### Task requirements
Show all lines of the listing that hold the word "this".

### Records shown
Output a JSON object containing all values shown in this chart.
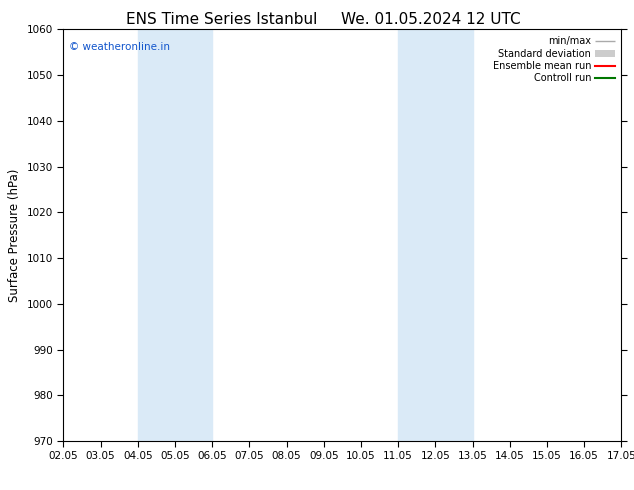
{
  "title_left": "ENS Time Series Istanbul",
  "title_right": "We. 01.05.2024 12 UTC",
  "ylabel": "Surface Pressure (hPa)",
  "ylim": [
    970,
    1060
  ],
  "yticks": [
    970,
    980,
    990,
    1000,
    1010,
    1020,
    1030,
    1040,
    1050,
    1060
  ],
  "xlim": [
    0,
    15
  ],
  "xtick_labels": [
    "02.05",
    "03.05",
    "04.05",
    "05.05",
    "06.05",
    "07.05",
    "08.05",
    "09.05",
    "10.05",
    "11.05",
    "12.05",
    "13.05",
    "14.05",
    "15.05",
    "16.05",
    "17.05"
  ],
  "xtick_positions": [
    0,
    1,
    2,
    3,
    4,
    5,
    6,
    7,
    8,
    9,
    10,
    11,
    12,
    13,
    14,
    15
  ],
  "shaded_bands": [
    {
      "x_start": 2,
      "x_end": 4
    },
    {
      "x_start": 9,
      "x_end": 11
    }
  ],
  "shaded_color": "#daeaf7",
  "watermark": "© weatheronline.in",
  "watermark_color": "#1155cc",
  "legend_entries": [
    {
      "label": "min/max",
      "color": "#aaaaaa",
      "lw": 1.0,
      "style": "minmax"
    },
    {
      "label": "Standard deviation",
      "color": "#cccccc",
      "lw": 5,
      "style": "band"
    },
    {
      "label": "Ensemble mean run",
      "color": "#ff0000",
      "lw": 1.5,
      "style": "line"
    },
    {
      "label": "Controll run",
      "color": "#007700",
      "lw": 1.5,
      "style": "line"
    }
  ],
  "bg_color": "#ffffff",
  "tick_fontsize": 7.5,
  "title_fontsize": 11,
  "ylabel_fontsize": 8.5
}
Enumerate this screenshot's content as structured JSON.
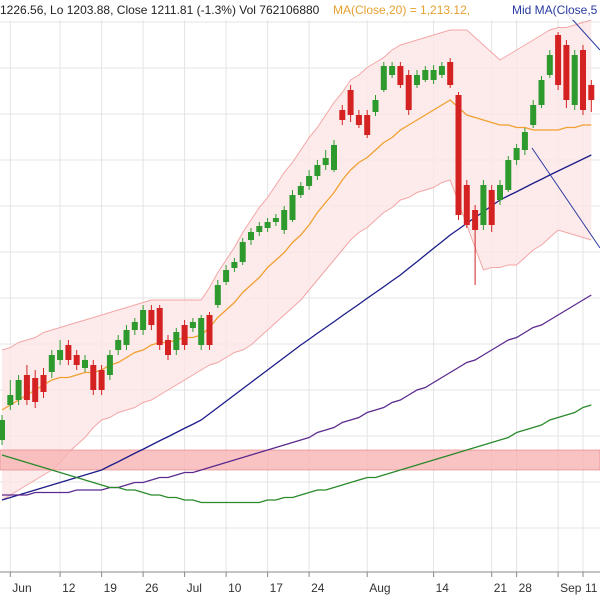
{
  "chart_data": {
    "type": "candlestick",
    "header": {
      "prices": "1226.56, Lo 1203.88, Close 1211.81 (-1.3%) Vol 762106880",
      "ma20": "MA(Close,20) = 1,213.12,",
      "mid": "Mid MA(Close,5"
    },
    "ylim": [
      1026,
      1250
    ],
    "grid": true,
    "up_color": "#2e9a2e",
    "down_color": "#d42222",
    "categories": [
      null,
      "Jun",
      null,
      null,
      null,
      null,
      null,
      "12",
      null,
      null,
      null,
      null,
      "19",
      null,
      null,
      null,
      null,
      "26",
      null,
      null,
      null,
      null,
      "Jul",
      null,
      null,
      null,
      null,
      "10",
      null,
      null,
      null,
      null,
      "17",
      null,
      null,
      null,
      null,
      "24",
      null,
      null,
      null,
      null,
      null,
      null,
      "Aug",
      null,
      null,
      null,
      null,
      null,
      null,
      null,
      "14",
      null,
      null,
      null,
      null,
      null,
      null,
      "21",
      null,
      null,
      "28",
      null,
      null,
      null,
      null,
      "Sep",
      null,
      null,
      "11",
      null
    ],
    "open": [
      1074,
      1088,
      1090,
      1100,
      1098.8,
      1100,
      1101.2,
      1106,
      1112,
      1108,
      1102.8,
      1104,
      1102,
      1100,
      1110,
      1112,
      1118,
      1118,
      1126,
      1126.8,
      1114,
      1110,
      1120,
      1118.8,
      1112,
      1124,
      1128,
      1137.2,
      1142.8,
      1145.2,
      1154,
      1157.2,
      1158.8,
      1161.2,
      1158,
      1162,
      1172,
      1175.6,
      1179.6,
      1184,
      1182,
      1206,
      1214,
      1204,
      1204,
      1205.2,
      1214,
      1220,
      1223.6,
      1220,
      1216,
      1218,
      1218,
      1220,
      1225.2,
      1212,
      1176,
      1166,
      1160,
      1174,
      1170,
      1174,
      1186,
      1190,
      1200,
      1208,
      1220,
      1236,
      1232,
      1208,
      1230,
      1216
    ],
    "high": [
      1084,
      1098,
      1100,
      1104,
      1102,
      1102.8,
      1110,
      1114,
      1114,
      1110,
      1108,
      1106,
      1104,
      1110,
      1116,
      1120,
      1122.8,
      1128,
      1128,
      1128,
      1116,
      1118.8,
      1122,
      1122.8,
      1124,
      1125.2,
      1138,
      1144,
      1146.8,
      1154.8,
      1158.8,
      1161.2,
      1162.8,
      1164.4,
      1167.6,
      1174,
      1177.2,
      1182,
      1186,
      1190,
      1194,
      1208,
      1216,
      1206,
      1206,
      1212,
      1225.2,
      1225.2,
      1225.2,
      1222,
      1222,
      1223.6,
      1224,
      1225.2,
      1226.8,
      1213.2,
      1178,
      1168,
      1178,
      1176,
      1178,
      1187.6,
      1192.4,
      1198.8,
      1210,
      1219.6,
      1230,
      1237.2,
      1234,
      1230,
      1232,
      1218
    ],
    "low": [
      1072,
      1086,
      1088,
      1088,
      1086.8,
      1090.8,
      1098.8,
      1104,
      1104,
      1102,
      1101.2,
      1092,
      1092,
      1098,
      1108,
      1110,
      1116,
      1116,
      1118,
      1110,
      1106,
      1108,
      1110,
      1117.2,
      1110,
      1110,
      1126.8,
      1136,
      1141.2,
      1144,
      1152,
      1155.6,
      1157.2,
      1159.6,
      1156.4,
      1161.2,
      1170.8,
      1174,
      1178,
      1182,
      1181.2,
      1200,
      1201.2,
      1198.8,
      1194.8,
      1203.6,
      1213.2,
      1218.8,
      1214.8,
      1204,
      1214.8,
      1217.2,
      1216.4,
      1218.8,
      1214.8,
      1162,
      1158.8,
      1136,
      1158,
      1157.2,
      1168,
      1173.2,
      1184,
      1188,
      1198.8,
      1206.8,
      1218.8,
      1214,
      1206.8,
      1206,
      1204,
      1205.2
    ],
    "close": [
      1082,
      1092,
      1098,
      1090,
      1089.2,
      1093.2,
      1108,
      1110,
      1106,
      1104,
      1106,
      1094,
      1094,
      1108,
      1114,
      1118,
      1121.2,
      1126,
      1120,
      1112,
      1108,
      1117.2,
      1112,
      1121.2,
      1122.8,
      1112,
      1136,
      1142,
      1145.2,
      1153.2,
      1157.2,
      1159.6,
      1161.2,
      1162.8,
      1166,
      1172,
      1175.6,
      1179.6,
      1184,
      1186.8,
      1192,
      1202,
      1204,
      1200,
      1196,
      1210,
      1223.6,
      1223.6,
      1216,
      1206,
      1220,
      1222,
      1222,
      1223.6,
      1216,
      1164,
      1160,
      1158,
      1176,
      1160,
      1176,
      1186,
      1190.8,
      1197.2,
      1208,
      1218,
      1228,
      1216,
      1210,
      1228,
      1206,
      1210
    ],
    "bands": {
      "color": "#f3a6a6",
      "fill": "#fde6e6",
      "upper": [
        1110,
        1111,
        1113,
        1114,
        1115,
        1117,
        1118,
        1119,
        1120,
        1121,
        1122,
        1123,
        1124,
        1125,
        1126,
        1127,
        1128,
        1129,
        1130,
        1130,
        1130,
        1130,
        1130,
        1130,
        1130,
        1135,
        1141,
        1146,
        1151,
        1157,
        1162,
        1167,
        1171,
        1176,
        1181,
        1185,
        1190,
        1195,
        1199,
        1204,
        1209,
        1213,
        1218,
        1220,
        1223,
        1225,
        1227,
        1230,
        1232,
        1233,
        1234,
        1235,
        1236,
        1237,
        1238,
        1238,
        1238,
        1235,
        1232,
        1229,
        1226,
        1228,
        1230,
        1232,
        1234,
        1236,
        1238,
        1239,
        1239,
        1240,
        1241,
        1242
      ],
      "lower": [
        1050,
        1052,
        1054,
        1056,
        1058,
        1060,
        1062,
        1065,
        1069,
        1072,
        1075,
        1079,
        1082,
        1083,
        1085,
        1086,
        1087,
        1089,
        1090,
        1092,
        1094,
        1096,
        1098,
        1100,
        1102,
        1104,
        1105,
        1107,
        1109,
        1110,
        1112,
        1115,
        1118,
        1121,
        1124,
        1127,
        1130,
        1134,
        1138,
        1142,
        1146,
        1150,
        1154,
        1157,
        1159,
        1162,
        1165,
        1167,
        1170,
        1171,
        1173,
        1174,
        1175,
        1177,
        1178,
        1169,
        1160,
        1151,
        1142,
        1143,
        1143,
        1144,
        1144,
        1147,
        1150,
        1152,
        1155,
        1158,
        1157,
        1156,
        1155,
        1154
      ]
    },
    "series": [
      {
        "color": "#f0a030",
        "values": [
          1086,
          1088,
          1090,
          1092,
          1094,
          1096,
          1098,
          1099,
          1099,
          1100,
          1101,
          1101,
          1102,
          1104,
          1105,
          1107,
          1109,
          1110,
          1112,
          1113,
          1113,
          1114,
          1115,
          1115,
          1116,
          1119,
          1123,
          1126,
          1129,
          1133,
          1136,
          1139,
          1143,
          1146,
          1149,
          1153,
          1156,
          1160,
          1165,
          1169,
          1173,
          1178,
          1182,
          1185,
          1187,
          1190,
          1193,
          1195,
          1198,
          1200,
          1202,
          1204,
          1206,
          1208,
          1210,
          1207,
          1204,
          1203,
          1202,
          1201,
          1200,
          1200,
          1199,
          1199,
          1198,
          1198,
          1198,
          1198,
          1199,
          1199,
          1200,
          1200
        ]
      },
      {
        "color": "#1c1c8a",
        "values": [
          1050,
          1051,
          1052,
          1053,
          1054,
          1055,
          1056,
          1057,
          1058,
          1059,
          1060,
          1061,
          1062,
          1063.7,
          1065.3,
          1067,
          1068.7,
          1070.3,
          1072,
          1073.7,
          1075.3,
          1077,
          1078.7,
          1080.3,
          1082,
          1084.5,
          1087,
          1089.5,
          1092,
          1094.5,
          1097,
          1099.5,
          1102,
          1104.5,
          1107,
          1109.5,
          1112,
          1114.3,
          1116.7,
          1119,
          1121.3,
          1123.7,
          1126,
          1128.3,
          1130.7,
          1133,
          1135.3,
          1137.7,
          1140,
          1142.7,
          1145.3,
          1148,
          1150.7,
          1153.3,
          1156,
          1158.3,
          1160.7,
          1163,
          1165.3,
          1167.7,
          1170,
          1171.7,
          1173.3,
          1175,
          1176.7,
          1178.3,
          1180,
          1181.6,
          1183.2,
          1184.8,
          1186.4,
          1188
        ]
      },
      {
        "color": "#5b2a8e",
        "values": [
          1052,
          1052,
          1052,
          1052,
          1053,
          1053,
          1053,
          1053,
          1053,
          1054,
          1054,
          1054,
          1054,
          1055,
          1055,
          1056,
          1057,
          1057,
          1058,
          1059,
          1059,
          1060,
          1061,
          1061,
          1062,
          1063,
          1064,
          1065,
          1066,
          1067,
          1068,
          1069,
          1070,
          1071,
          1072,
          1073,
          1074,
          1075,
          1077,
          1078,
          1079,
          1081,
          1082,
          1083,
          1085,
          1086,
          1087,
          1089,
          1090,
          1092,
          1094,
          1095,
          1097,
          1099,
          1101,
          1103,
          1105,
          1106,
          1108,
          1110,
          1112,
          1114,
          1115,
          1117,
          1119,
          1120,
          1122,
          1124,
          1126,
          1128,
          1130,
          1132
        ]
      },
      {
        "color": "#2a8a2a",
        "values": [
          1068,
          1067,
          1066,
          1065,
          1064,
          1063,
          1062,
          1061,
          1060,
          1059,
          1058,
          1057,
          1056,
          1055,
          1055,
          1054,
          1054,
          1053,
          1052,
          1052,
          1051,
          1051,
          1050,
          1050,
          1049,
          1049,
          1049,
          1049,
          1049,
          1049,
          1049,
          1049,
          1050,
          1050,
          1051,
          1051,
          1052,
          1053,
          1054,
          1054,
          1055,
          1056,
          1057,
          1058,
          1059,
          1059,
          1060,
          1061,
          1062,
          1063,
          1064,
          1065,
          1066,
          1067,
          1068,
          1069,
          1070,
          1071,
          1072,
          1073,
          1074,
          1075,
          1077,
          1078,
          1079,
          1080,
          1082,
          1083,
          1084,
          1085,
          1087,
          1088
        ]
      }
    ],
    "zone": {
      "low": 1062,
      "high": 1070,
      "color": "#f7b4b4"
    }
  }
}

### Problem solution
Output a JSON object containing all values shown in this chart.
Enumerate this screenshot's content as structured JSON.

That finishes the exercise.